Exercise:
Look at each line of the records and count those with "intervention" in them. Please answer with the count alone.

START

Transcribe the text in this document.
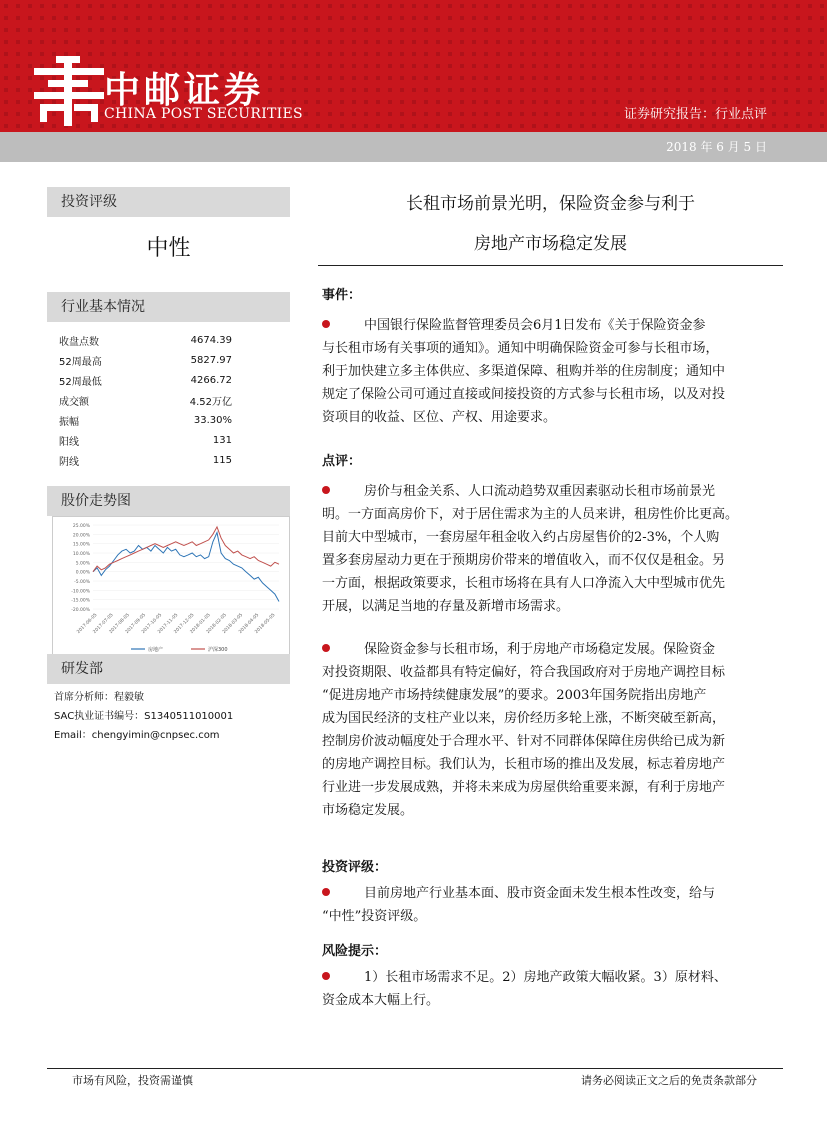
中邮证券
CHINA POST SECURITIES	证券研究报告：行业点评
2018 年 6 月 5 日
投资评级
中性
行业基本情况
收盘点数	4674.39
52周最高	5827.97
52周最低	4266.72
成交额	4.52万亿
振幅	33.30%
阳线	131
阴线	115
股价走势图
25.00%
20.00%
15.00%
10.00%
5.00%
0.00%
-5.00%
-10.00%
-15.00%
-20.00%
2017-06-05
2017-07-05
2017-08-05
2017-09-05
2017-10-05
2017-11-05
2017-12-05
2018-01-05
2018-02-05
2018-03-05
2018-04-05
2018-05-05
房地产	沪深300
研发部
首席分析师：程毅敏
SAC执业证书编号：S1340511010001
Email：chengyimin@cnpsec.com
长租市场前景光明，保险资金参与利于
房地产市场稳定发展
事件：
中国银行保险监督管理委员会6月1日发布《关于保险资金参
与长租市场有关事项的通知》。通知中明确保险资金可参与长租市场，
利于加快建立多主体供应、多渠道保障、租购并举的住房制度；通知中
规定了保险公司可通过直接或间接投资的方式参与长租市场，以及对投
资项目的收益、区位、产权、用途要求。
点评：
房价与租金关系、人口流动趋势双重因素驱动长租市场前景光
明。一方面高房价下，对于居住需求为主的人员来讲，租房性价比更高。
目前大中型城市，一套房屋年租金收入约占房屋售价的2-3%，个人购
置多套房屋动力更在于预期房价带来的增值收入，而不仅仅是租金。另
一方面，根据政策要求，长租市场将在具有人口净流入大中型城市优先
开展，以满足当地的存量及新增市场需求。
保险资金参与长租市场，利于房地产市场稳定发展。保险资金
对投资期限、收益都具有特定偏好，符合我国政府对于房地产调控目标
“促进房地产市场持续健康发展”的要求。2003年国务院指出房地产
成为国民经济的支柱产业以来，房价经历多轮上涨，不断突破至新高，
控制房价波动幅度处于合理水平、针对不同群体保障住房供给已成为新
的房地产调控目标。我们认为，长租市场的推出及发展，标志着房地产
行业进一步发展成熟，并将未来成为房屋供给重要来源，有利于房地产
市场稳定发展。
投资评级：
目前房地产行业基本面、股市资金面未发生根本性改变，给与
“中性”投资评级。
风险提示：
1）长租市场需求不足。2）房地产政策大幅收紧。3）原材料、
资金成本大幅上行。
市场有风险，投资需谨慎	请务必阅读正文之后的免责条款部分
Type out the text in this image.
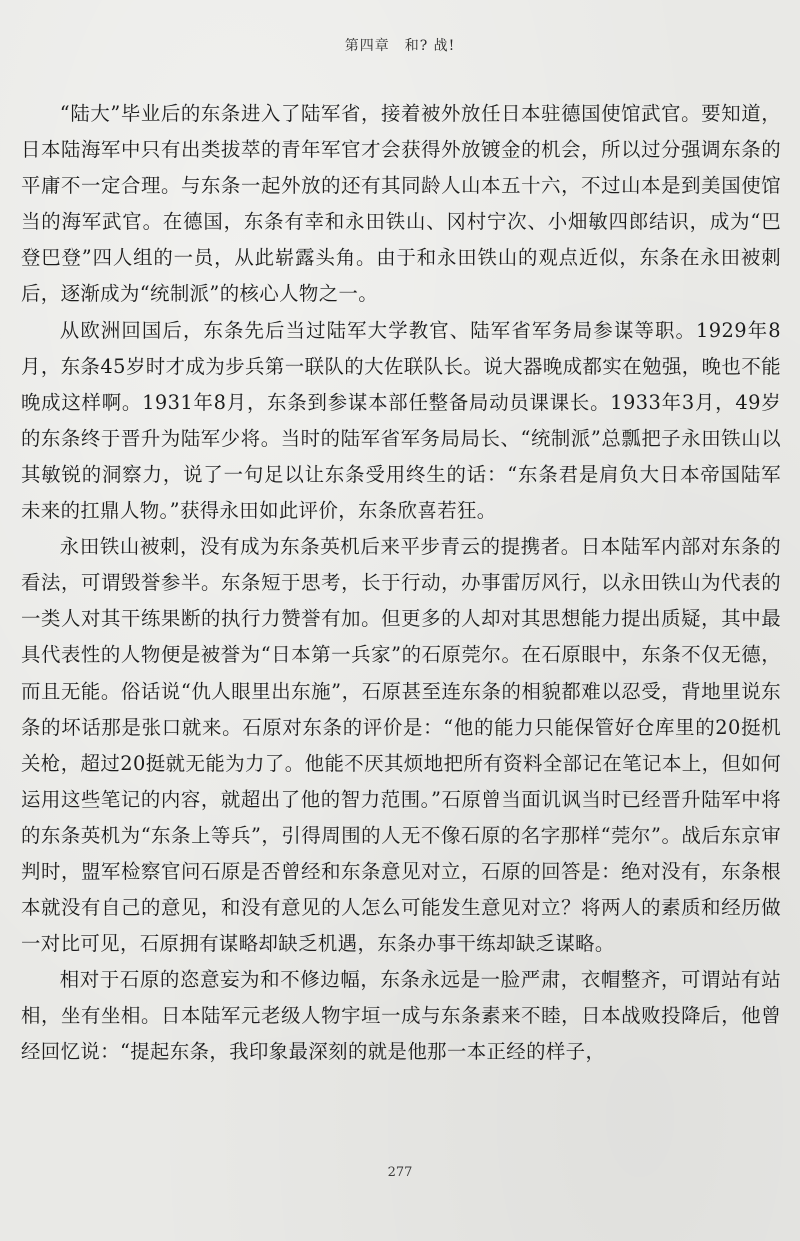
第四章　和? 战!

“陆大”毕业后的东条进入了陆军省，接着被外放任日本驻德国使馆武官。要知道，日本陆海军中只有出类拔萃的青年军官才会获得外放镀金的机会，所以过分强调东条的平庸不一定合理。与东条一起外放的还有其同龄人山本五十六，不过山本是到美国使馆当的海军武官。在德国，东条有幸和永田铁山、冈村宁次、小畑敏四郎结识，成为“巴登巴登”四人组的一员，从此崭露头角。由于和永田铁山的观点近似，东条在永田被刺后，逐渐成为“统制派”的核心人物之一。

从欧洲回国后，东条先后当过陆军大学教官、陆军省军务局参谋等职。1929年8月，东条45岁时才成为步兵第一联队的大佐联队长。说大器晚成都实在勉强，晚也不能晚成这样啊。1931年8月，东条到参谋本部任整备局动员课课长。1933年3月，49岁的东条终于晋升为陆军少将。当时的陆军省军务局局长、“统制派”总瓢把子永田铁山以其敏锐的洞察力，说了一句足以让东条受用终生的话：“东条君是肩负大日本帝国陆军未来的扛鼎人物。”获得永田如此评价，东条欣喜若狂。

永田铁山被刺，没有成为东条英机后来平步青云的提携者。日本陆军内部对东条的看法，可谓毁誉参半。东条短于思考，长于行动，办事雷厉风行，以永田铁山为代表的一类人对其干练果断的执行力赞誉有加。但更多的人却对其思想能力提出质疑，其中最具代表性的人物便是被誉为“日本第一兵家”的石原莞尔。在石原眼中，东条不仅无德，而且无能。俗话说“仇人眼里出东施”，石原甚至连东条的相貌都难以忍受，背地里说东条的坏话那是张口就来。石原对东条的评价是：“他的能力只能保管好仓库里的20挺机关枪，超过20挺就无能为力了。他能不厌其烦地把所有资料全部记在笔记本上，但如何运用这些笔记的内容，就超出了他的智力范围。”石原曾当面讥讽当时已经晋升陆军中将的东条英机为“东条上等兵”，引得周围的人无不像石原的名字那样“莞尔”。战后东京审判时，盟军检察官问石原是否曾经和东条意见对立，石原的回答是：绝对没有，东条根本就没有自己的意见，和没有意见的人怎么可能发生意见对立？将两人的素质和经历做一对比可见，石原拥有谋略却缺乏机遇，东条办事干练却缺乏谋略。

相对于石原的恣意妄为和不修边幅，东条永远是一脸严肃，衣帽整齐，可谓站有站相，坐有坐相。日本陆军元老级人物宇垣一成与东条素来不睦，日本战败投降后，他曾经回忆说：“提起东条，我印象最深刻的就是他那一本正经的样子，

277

END
START

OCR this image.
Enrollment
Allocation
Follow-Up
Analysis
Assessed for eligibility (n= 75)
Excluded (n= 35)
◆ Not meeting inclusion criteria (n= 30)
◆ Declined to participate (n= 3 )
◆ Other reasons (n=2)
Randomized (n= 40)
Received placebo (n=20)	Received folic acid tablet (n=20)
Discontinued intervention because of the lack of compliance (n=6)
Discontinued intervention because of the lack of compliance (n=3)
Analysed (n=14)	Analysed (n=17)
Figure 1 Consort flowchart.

END

Full response:
2